(WHAT IS EXPECTED) Of the lines in the data below, count the ones holding the string "JSON", and answer with that number only.

(TASK INPUT)
- - -

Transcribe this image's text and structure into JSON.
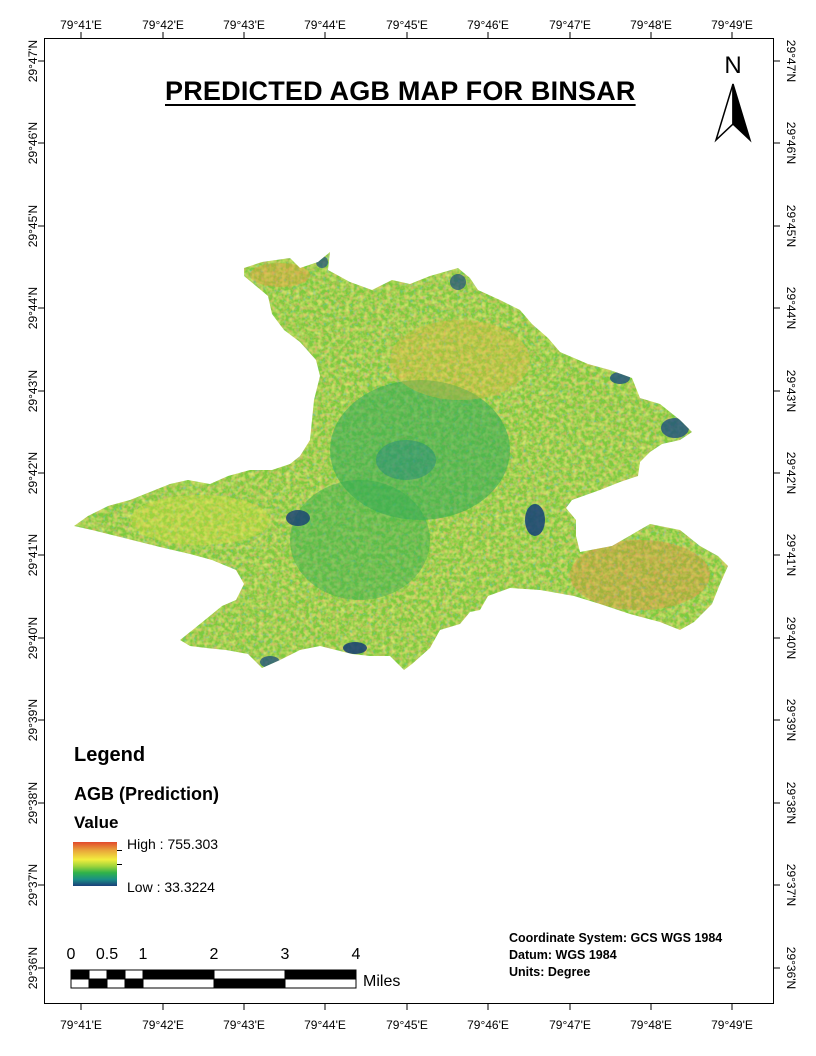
{
  "map": {
    "title": "PREDICTED AGB MAP FOR BINSAR",
    "north_arrow_label": "N",
    "longitude_labels": [
      "79°41'E",
      "79°42'E",
      "79°43'E",
      "79°44'E",
      "79°45'E",
      "79°46'E",
      "79°47'E",
      "79°48'E",
      "79°49'E"
    ],
    "latitude_labels": [
      "29°47'N",
      "29°46'N",
      "29°45'N",
      "29°44'N",
      "29°43'N",
      "29°42'N",
      "29°41'N",
      "29°40'N",
      "29°39'N",
      "29°38'N",
      "29°37'N",
      "29°36'N"
    ]
  },
  "legend": {
    "heading": "Legend",
    "layer_name": "AGB (Prediction)",
    "field_label": "Value",
    "high_label": "High : 755.303",
    "low_label": "Low : 33.3224",
    "ramp_colors": [
      "#e24a2c",
      "#e8a13a",
      "#f2ee3e",
      "#9fd43b",
      "#2fb34a",
      "#1a8f86",
      "#1a3f7a"
    ]
  },
  "scale_bar": {
    "ticks": [
      "0",
      "0.5",
      "1",
      "2",
      "3",
      "4"
    ],
    "units": "Miles"
  },
  "coordinate_info": {
    "system": "Coordinate System: GCS WGS 1984",
    "datum": "Datum: WGS 1984",
    "units": "Units: Degree"
  }
}
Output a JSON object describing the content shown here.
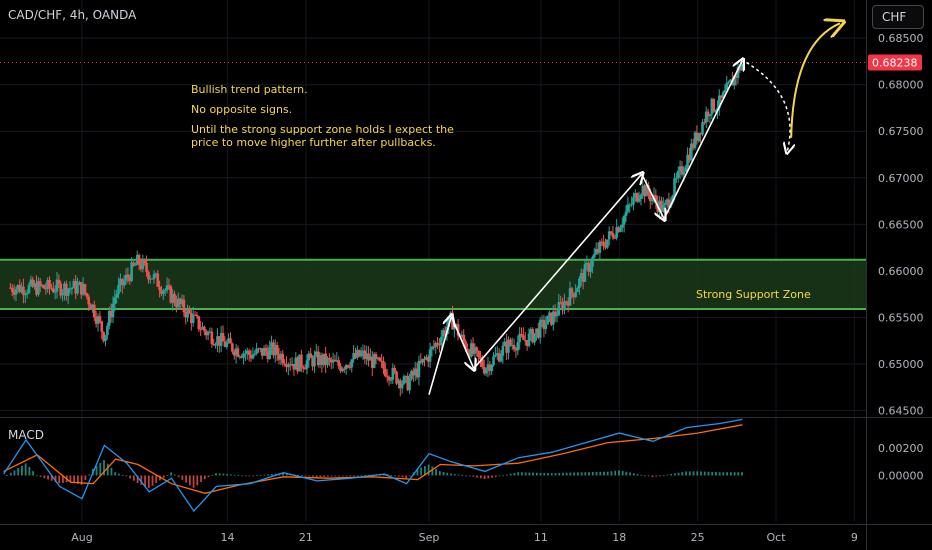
{
  "header": {
    "symbol_title": "CAD/CHF, 4h, OANDA",
    "currency_button": "CHF"
  },
  "annotations": {
    "notes": [
      "Bullish trend pattern.",
      "No opposite signs.",
      "Until the strong support zone holds I expect the\nprice to move higher further after pullbacks."
    ],
    "support_zone_label": "Strong Support Zone"
  },
  "colors": {
    "background": "#000000",
    "up_candle": "#26a69a",
    "down_candle": "#ef5350",
    "zone_fill": "#1b3a1b",
    "zone_border": "#4caf50",
    "note_text": "#f5d64a",
    "macd_line": "#2196f3",
    "signal_line": "#ff6d00",
    "price_badge": "#f23645"
  },
  "chart_data": {
    "type": "candlestick",
    "title": "CAD/CHF, 4h, OANDA",
    "price_axis": {
      "ticks": [
        "0.68500",
        "0.68000",
        "0.67500",
        "0.67000",
        "0.66500",
        "0.66000",
        "0.65500",
        "0.65000",
        "0.64500"
      ],
      "range": [
        0.6443,
        0.6891
      ],
      "current_price": "0.68238"
    },
    "time_axis": {
      "ticks": [
        "Aug",
        "14",
        "21",
        "Sep",
        "11",
        "18",
        "25",
        "Oct",
        "9"
      ]
    },
    "support_zone": {
      "low": 0.6559,
      "high": 0.6612,
      "label": "Strong Support Zone"
    },
    "price_path": [
      [
        "Aug 1",
        0.6582
      ],
      [
        "Aug 2",
        0.656
      ],
      [
        "Aug 3",
        0.653
      ],
      [
        "Aug 4",
        0.6575
      ],
      [
        "Aug 6",
        0.661
      ],
      [
        "Aug 8",
        0.6585
      ],
      [
        "Aug 10",
        0.656
      ],
      [
        "Aug 12",
        0.6535
      ],
      [
        "Aug 14",
        0.652
      ],
      [
        "Aug 16",
        0.651
      ],
      [
        "Aug 18",
        0.6515
      ],
      [
        "Aug 20",
        0.65
      ],
      [
        "Aug 22",
        0.6505
      ],
      [
        "Aug 24",
        0.6498
      ],
      [
        "Aug 26",
        0.651
      ],
      [
        "Aug 28",
        0.6495
      ],
      [
        "Aug 30",
        0.6478
      ],
      [
        "Sep 1",
        0.651
      ],
      [
        "Sep 3",
        0.6548
      ],
      [
        "Sep 4",
        0.6525
      ],
      [
        "Sep 6",
        0.6496
      ],
      [
        "Sep 8",
        0.652
      ],
      [
        "Sep 10",
        0.6528
      ],
      [
        "Sep 12",
        0.655
      ],
      [
        "Sep 14",
        0.658
      ],
      [
        "Sep 16",
        0.662
      ],
      [
        "Sep 18",
        0.665
      ],
      [
        "Sep 20",
        0.669
      ],
      [
        "Sep 22",
        0.6665
      ],
      [
        "Sep 24",
        0.672
      ],
      [
        "Sep 26",
        0.6775
      ],
      [
        "Sep 27",
        0.678
      ],
      [
        "Sep 29",
        0.6824
      ]
    ],
    "drawn_arrows": [
      {
        "name": "impulse-leg-1",
        "from": [
          "Sep 1",
          0.6467
        ],
        "to": [
          "Sep 3",
          0.6551
        ]
      },
      {
        "name": "correction-leg-1",
        "from": [
          "Sep 3",
          0.6551
        ],
        "to": [
          "Sep 5",
          0.6495
        ]
      },
      {
        "name": "impulse-leg-2",
        "from": [
          "Sep 5",
          0.6495
        ],
        "to": [
          "Sep 20",
          0.6704
        ]
      },
      {
        "name": "correction-leg-2",
        "from": [
          "Sep 20",
          0.6704
        ],
        "to": [
          "Sep 22",
          0.6656
        ]
      },
      {
        "name": "impulse-leg-3",
        "from": [
          "Sep 22",
          0.6656
        ],
        "to": [
          "Sep 29",
          0.6826
        ]
      }
    ],
    "projection": {
      "pullback_target": 0.6728,
      "continuation_target": 0.6866
    },
    "macd": {
      "label": "MACD",
      "ticks": [
        "0.00200",
        "0.00000"
      ],
      "range": [
        -0.0034,
        0.0042
      ],
      "macd_line": [
        [
          "Jul 25",
          0.0001
        ],
        [
          "Jul 27",
          0.0026
        ],
        [
          "Jul 30",
          -0.0008
        ],
        [
          "Aug 1",
          -0.0017
        ],
        [
          "Aug 3",
          0.0022
        ],
        [
          "Aug 5",
          0.0009
        ],
        [
          "Aug 7",
          -0.0012
        ],
        [
          "Aug 9",
          -0.0002
        ],
        [
          "Aug 11",
          -0.0026
        ],
        [
          "Aug 13",
          -0.0008
        ],
        [
          "Aug 16",
          -0.0006
        ],
        [
          "Aug 19",
          0.0002
        ],
        [
          "Aug 22",
          -0.0004
        ],
        [
          "Aug 25",
          -0.0002
        ],
        [
          "Aug 28",
          0.0001
        ],
        [
          "Aug 30",
          -0.0006
        ],
        [
          "Sep 1",
          0.0016
        ],
        [
          "Sep 3",
          0.001
        ],
        [
          "Sep 6",
          0.0003
        ],
        [
          "Sep 9",
          0.0013
        ],
        [
          "Sep 12",
          0.0017
        ],
        [
          "Sep 15",
          0.0024
        ],
        [
          "Sep 18",
          0.0031
        ],
        [
          "Sep 21",
          0.0025
        ],
        [
          "Sep 24",
          0.0035
        ],
        [
          "Sep 27",
          0.0038
        ],
        [
          "Sep 29",
          0.0041
        ]
      ],
      "signal_line": [
        [
          "Jul 25",
          0.0003
        ],
        [
          "Jul 28",
          0.0015
        ],
        [
          "Jul 31",
          -0.0005
        ],
        [
          "Aug 2",
          -0.0006
        ],
        [
          "Aug 4",
          0.0012
        ],
        [
          "Aug 6",
          0.0008
        ],
        [
          "Aug 9",
          -0.0006
        ],
        [
          "Aug 12",
          -0.0013
        ],
        [
          "Aug 15",
          -0.0007
        ],
        [
          "Aug 19",
          -0.0001
        ],
        [
          "Aug 23",
          -0.0002
        ],
        [
          "Aug 27",
          -0.0001
        ],
        [
          "Aug 31",
          -0.0003
        ],
        [
          "Sep 2",
          0.0008
        ],
        [
          "Sep 5",
          0.0007
        ],
        [
          "Sep 9",
          0.0009
        ],
        [
          "Sep 13",
          0.0016
        ],
        [
          "Sep 17",
          0.0024
        ],
        [
          "Sep 21",
          0.0027
        ],
        [
          "Sep 25",
          0.0031
        ],
        [
          "Sep 29",
          0.0037
        ]
      ]
    }
  }
}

- - -

(EXERCISE RESPONSE) 2